Stored entries:
___
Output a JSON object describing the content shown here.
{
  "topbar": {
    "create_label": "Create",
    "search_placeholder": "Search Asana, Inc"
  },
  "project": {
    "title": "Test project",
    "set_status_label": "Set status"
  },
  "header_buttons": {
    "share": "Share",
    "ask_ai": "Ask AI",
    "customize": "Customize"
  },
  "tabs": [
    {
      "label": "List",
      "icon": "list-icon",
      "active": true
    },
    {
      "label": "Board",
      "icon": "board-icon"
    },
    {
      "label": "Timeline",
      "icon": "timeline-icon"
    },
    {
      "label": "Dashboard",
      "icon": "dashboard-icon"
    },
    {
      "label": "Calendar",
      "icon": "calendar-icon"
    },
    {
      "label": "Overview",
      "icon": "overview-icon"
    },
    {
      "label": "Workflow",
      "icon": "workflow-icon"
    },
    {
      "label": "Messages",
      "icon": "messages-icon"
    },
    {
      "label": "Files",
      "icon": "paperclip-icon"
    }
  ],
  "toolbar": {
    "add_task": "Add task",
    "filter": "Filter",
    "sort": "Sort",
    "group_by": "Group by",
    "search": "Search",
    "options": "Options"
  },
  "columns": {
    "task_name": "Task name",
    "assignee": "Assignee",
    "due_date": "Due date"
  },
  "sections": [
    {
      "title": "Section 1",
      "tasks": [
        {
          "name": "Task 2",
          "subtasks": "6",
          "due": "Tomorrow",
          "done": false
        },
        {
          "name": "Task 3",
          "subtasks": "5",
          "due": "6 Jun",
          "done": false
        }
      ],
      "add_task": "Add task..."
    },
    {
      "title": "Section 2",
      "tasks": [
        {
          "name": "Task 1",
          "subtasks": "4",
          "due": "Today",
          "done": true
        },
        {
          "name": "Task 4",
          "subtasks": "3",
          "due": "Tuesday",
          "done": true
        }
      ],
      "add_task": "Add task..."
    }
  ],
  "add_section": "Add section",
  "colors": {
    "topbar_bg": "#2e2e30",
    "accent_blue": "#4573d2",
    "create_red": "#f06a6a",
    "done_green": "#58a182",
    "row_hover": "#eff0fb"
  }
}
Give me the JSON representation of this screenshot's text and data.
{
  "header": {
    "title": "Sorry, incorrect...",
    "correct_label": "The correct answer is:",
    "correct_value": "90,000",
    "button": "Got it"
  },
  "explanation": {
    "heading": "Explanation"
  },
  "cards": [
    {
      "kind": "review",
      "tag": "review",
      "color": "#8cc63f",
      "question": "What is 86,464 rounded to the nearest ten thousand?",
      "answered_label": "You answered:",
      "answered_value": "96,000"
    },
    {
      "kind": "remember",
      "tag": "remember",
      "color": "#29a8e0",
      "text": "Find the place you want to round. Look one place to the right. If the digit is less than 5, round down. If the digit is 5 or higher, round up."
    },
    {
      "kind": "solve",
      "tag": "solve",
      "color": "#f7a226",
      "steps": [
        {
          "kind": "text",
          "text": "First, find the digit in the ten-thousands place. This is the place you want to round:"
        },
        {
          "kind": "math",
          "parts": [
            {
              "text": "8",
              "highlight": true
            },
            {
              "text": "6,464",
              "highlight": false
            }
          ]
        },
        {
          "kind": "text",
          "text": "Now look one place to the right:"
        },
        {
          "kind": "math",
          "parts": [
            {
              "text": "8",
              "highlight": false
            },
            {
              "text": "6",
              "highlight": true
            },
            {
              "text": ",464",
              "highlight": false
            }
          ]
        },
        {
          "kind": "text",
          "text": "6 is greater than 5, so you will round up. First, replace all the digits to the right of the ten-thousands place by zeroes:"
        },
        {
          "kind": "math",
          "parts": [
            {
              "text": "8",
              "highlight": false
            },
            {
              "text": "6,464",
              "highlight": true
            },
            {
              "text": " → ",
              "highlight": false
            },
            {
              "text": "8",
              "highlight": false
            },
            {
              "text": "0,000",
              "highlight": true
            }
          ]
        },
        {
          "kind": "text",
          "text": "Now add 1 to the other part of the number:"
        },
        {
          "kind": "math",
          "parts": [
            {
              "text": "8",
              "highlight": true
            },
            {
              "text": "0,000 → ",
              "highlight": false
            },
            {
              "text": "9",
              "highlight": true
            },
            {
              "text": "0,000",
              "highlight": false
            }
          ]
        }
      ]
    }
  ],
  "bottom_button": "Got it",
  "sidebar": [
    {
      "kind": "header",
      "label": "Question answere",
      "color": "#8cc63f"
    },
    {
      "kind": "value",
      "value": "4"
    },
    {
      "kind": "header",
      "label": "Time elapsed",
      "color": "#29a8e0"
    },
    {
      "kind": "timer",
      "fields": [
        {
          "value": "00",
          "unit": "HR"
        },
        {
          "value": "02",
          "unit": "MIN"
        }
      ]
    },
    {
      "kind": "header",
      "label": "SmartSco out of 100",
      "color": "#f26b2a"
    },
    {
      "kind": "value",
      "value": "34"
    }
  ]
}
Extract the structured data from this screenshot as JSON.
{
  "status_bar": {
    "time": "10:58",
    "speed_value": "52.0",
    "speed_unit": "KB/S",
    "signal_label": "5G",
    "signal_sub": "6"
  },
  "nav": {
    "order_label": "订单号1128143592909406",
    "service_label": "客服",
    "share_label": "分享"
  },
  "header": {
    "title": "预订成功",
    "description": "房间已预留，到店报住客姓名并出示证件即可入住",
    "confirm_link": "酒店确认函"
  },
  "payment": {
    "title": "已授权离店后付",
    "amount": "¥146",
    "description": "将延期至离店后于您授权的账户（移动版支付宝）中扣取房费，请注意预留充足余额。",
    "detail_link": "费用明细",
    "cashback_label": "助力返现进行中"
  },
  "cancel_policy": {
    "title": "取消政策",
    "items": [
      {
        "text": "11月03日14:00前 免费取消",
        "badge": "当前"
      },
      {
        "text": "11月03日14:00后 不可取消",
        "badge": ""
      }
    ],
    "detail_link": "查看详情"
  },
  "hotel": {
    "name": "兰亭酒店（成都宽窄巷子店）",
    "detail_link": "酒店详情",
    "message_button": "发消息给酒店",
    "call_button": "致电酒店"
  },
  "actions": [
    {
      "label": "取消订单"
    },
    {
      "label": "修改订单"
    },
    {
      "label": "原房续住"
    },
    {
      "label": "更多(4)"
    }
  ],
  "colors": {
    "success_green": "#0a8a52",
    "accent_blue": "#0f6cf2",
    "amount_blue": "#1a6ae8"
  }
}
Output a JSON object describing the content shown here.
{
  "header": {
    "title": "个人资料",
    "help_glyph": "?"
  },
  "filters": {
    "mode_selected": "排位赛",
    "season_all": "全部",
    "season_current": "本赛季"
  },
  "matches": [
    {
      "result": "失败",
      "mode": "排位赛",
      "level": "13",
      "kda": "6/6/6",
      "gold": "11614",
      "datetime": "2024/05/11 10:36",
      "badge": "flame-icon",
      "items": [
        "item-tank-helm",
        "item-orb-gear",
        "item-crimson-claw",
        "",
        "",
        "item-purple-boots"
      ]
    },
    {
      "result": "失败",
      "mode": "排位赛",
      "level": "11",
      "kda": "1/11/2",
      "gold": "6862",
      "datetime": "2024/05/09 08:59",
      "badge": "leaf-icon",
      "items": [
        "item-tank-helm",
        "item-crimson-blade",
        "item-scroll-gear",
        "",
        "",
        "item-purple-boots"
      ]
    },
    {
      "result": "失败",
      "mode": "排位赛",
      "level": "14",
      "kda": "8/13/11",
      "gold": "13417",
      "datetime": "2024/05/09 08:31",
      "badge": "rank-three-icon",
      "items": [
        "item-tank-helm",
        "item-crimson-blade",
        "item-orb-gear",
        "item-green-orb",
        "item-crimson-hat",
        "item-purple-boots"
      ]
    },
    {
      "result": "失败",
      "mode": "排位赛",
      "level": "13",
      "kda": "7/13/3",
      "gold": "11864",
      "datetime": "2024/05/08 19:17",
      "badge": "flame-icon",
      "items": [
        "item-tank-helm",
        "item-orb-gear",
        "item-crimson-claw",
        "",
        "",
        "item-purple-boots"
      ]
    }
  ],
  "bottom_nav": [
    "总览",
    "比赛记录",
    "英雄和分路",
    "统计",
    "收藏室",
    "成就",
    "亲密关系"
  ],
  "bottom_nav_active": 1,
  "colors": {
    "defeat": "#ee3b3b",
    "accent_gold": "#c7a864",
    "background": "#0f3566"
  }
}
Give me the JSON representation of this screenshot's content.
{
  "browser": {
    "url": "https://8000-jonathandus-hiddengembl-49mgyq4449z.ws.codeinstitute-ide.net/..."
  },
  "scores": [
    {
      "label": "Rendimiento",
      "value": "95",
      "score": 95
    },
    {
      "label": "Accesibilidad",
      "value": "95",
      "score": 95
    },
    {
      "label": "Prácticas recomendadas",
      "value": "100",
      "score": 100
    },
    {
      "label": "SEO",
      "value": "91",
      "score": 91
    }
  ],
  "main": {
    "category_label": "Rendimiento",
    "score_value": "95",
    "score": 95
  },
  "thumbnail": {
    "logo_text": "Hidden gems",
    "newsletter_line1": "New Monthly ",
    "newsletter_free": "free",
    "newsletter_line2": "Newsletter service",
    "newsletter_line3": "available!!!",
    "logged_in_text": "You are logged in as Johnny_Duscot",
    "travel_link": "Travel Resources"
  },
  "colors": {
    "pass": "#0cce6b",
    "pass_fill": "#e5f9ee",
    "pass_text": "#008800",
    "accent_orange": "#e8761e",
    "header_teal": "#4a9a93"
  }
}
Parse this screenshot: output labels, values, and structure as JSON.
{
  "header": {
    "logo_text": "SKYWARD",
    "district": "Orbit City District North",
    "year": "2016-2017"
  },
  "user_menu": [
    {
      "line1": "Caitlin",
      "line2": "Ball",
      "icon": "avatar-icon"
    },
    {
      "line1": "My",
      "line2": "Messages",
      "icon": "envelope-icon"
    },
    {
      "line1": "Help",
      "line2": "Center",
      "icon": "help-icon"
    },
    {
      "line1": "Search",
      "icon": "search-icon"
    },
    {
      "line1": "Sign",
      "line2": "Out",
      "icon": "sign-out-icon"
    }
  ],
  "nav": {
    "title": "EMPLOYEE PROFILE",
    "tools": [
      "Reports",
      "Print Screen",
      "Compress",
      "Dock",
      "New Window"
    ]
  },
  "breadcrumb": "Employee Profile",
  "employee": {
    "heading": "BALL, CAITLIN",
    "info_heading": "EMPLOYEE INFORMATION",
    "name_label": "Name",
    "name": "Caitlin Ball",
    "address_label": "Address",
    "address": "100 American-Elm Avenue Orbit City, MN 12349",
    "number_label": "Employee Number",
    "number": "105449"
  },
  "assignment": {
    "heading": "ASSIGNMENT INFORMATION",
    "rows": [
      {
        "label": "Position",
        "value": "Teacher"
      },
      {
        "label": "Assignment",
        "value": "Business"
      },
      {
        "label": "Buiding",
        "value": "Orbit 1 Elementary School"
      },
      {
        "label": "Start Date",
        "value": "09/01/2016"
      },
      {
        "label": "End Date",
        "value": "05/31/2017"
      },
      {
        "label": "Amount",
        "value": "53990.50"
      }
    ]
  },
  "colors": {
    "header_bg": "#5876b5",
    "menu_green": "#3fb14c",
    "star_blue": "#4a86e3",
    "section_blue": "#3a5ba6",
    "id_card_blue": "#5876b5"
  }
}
___
Give only the count of lines in the data that include the string "datetime".

§ FINISHED TASK
4